TASK PROMPT ▸
Search the data below for the string "Wege" and copy all lines where it shows up.

══ SUPPLIED RECORDS ══

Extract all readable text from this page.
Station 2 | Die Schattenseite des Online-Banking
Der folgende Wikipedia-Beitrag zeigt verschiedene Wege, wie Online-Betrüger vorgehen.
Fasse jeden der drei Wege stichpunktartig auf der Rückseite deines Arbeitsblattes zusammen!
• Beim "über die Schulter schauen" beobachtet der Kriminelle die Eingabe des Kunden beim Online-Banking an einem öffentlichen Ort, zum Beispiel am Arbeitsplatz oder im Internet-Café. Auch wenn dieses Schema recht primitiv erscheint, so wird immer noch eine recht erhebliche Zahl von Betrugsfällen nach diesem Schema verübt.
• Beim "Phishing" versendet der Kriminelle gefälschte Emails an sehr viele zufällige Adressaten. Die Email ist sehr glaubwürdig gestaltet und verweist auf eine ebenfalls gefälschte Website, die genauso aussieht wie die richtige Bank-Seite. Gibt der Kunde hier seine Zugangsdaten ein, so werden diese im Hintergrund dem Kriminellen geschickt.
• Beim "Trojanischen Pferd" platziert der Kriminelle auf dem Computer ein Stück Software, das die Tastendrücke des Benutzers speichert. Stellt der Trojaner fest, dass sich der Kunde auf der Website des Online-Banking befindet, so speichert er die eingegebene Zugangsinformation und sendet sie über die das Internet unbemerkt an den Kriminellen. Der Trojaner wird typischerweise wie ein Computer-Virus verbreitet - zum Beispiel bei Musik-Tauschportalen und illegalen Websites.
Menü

═══

OUTPUT FOR THIS TASK ▸
Der folgende Wikipedia-Beitrag zeigt verschiedene Wege, wie Online-Betrüger vorgehen.
Fasse jeden der drei Wege stichpunktartig auf der Rückseite deines Arbeitsblattes zusammen!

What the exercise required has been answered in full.